→ The task
Output only the lines from the one holding "Read out every word on this page." to the end of the data below, please, copied exactly.

◇ ◇ ◇ ◇

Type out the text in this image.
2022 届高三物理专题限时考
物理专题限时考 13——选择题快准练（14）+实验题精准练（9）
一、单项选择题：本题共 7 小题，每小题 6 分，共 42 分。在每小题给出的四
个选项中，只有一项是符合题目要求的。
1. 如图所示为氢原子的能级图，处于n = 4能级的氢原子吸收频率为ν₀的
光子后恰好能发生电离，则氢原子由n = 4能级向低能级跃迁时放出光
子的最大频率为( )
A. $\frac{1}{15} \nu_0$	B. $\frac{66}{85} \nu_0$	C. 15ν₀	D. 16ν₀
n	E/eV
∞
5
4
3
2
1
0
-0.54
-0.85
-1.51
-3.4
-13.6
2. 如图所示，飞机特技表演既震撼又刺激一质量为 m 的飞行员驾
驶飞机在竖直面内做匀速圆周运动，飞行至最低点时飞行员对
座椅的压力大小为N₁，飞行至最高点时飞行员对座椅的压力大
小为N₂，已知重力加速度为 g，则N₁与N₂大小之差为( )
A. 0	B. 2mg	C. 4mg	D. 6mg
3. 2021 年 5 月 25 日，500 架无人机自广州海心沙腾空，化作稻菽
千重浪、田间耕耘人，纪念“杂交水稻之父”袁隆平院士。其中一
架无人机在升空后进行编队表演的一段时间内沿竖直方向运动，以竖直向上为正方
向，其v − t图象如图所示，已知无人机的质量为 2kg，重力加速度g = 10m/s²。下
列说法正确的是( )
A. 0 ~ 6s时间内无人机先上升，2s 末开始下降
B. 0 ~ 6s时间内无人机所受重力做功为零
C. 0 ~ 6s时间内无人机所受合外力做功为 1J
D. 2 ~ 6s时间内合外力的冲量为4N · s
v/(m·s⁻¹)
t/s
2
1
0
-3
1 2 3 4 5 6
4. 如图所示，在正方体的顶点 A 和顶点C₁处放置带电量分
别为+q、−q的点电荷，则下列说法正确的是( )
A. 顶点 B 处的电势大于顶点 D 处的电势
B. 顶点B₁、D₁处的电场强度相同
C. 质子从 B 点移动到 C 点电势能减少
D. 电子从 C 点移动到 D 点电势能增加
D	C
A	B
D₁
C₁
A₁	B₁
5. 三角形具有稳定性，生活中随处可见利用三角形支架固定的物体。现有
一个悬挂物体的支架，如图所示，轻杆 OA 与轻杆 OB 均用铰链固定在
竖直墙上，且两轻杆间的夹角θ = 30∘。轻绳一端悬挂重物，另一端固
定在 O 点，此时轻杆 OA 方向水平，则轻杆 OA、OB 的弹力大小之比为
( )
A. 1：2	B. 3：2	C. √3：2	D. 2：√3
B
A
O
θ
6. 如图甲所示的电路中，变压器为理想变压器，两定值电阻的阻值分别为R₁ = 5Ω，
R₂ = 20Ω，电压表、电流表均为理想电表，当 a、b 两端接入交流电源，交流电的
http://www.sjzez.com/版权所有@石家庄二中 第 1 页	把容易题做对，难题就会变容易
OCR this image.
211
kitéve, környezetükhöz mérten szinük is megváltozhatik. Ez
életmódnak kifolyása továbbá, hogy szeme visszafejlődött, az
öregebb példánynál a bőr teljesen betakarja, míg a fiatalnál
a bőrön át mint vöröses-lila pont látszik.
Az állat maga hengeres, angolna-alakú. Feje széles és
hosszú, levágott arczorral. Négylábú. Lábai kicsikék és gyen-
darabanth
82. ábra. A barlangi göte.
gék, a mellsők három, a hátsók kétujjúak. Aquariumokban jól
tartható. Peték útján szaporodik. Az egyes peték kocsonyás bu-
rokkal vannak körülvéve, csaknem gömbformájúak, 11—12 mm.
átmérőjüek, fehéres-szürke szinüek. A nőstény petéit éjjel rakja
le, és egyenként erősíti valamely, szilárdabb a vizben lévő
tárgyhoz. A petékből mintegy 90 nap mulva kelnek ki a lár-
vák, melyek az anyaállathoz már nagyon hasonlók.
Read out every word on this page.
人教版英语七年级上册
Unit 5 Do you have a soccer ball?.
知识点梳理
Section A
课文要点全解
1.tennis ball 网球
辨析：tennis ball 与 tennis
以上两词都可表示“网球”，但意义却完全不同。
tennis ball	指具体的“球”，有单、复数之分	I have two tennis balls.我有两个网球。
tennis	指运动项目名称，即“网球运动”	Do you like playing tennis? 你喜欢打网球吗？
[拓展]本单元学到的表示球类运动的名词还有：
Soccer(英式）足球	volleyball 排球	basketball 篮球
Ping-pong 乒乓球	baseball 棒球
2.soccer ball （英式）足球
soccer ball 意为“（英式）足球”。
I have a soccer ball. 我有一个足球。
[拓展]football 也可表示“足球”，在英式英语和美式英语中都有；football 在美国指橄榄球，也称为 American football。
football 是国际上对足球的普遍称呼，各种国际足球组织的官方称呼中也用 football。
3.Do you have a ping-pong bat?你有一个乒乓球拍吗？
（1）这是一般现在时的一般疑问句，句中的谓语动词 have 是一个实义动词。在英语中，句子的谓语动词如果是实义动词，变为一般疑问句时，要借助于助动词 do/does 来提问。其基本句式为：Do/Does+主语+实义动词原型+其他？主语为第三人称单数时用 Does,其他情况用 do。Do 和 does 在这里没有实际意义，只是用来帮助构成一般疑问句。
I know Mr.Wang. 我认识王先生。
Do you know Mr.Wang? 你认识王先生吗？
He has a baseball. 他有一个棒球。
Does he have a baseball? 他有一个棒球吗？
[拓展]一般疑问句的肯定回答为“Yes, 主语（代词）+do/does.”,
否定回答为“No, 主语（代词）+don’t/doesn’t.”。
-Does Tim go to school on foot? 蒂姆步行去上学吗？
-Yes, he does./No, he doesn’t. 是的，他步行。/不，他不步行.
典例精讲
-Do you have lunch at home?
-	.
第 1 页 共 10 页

◇ ◇ ◇ ◇

→ Complete response
Read out every word on this page.
人教版英语七年级上册
Unit 5 Do you have a soccer ball?.
知识点梳理
Section A
课文要点全解
1.tennis ball 网球
辨析：tennis ball 与 tennis
以上两词都可表示“网球”，但意义却完全不同。
tennis ball	指具体的“球”，有单、复数之分	I have two tennis balls.我有两个网球。
tennis	指运动项目名称，即“网球运动”	Do you like playing tennis? 你喜欢打网球吗？
[拓展]本单元学到的表示球类运动的名词还有：
Soccer(英式）足球	volleyball 排球	basketball 篮球
Ping-pong 乒乓球	baseball 棒球
2.soccer ball （英式）足球
soccer ball 意为“（英式）足球”。
I have a soccer ball. 我有一个足球。
[拓展]football 也可表示“足球”，在英式英语和美式英语中都有；football 在美国指橄榄球，也称为 American football。
football 是国际上对足球的普遍称呼，各种国际足球组织的官方称呼中也用 football。
3.Do you have a ping-pong bat?你有一个乒乓球拍吗？
（1）这是一般现在时的一般疑问句，句中的谓语动词 have 是一个实义动词。在英语中，句子的谓语动词如果是实义动词，变为一般疑问句时，要借助于助动词 do/does 来提问。其基本句式为：Do/Does+主语+实义动词原型+其他？主语为第三人称单数时用 Does,其他情况用 do。Do 和 does 在这里没有实际意义，只是用来帮助构成一般疑问句。
I know Mr.Wang. 我认识王先生。
Do you know Mr.Wang? 你认识王先生吗？
He has a baseball. 他有一个棒球。
Does he have a baseball? 他有一个棒球吗？
[拓展]一般疑问句的肯定回答为“Yes, 主语（代词）+do/does.”,
否定回答为“No, 主语（代词）+don’t/doesn’t.”。
-Does Tim go to school on foot? 蒂姆步行去上学吗？
-Yes, he does./No, he doesn’t. 是的，他步行。/不，他不步行.
典例精讲
-Do you have lunch at home?
-	.
第 1 页 共 10 页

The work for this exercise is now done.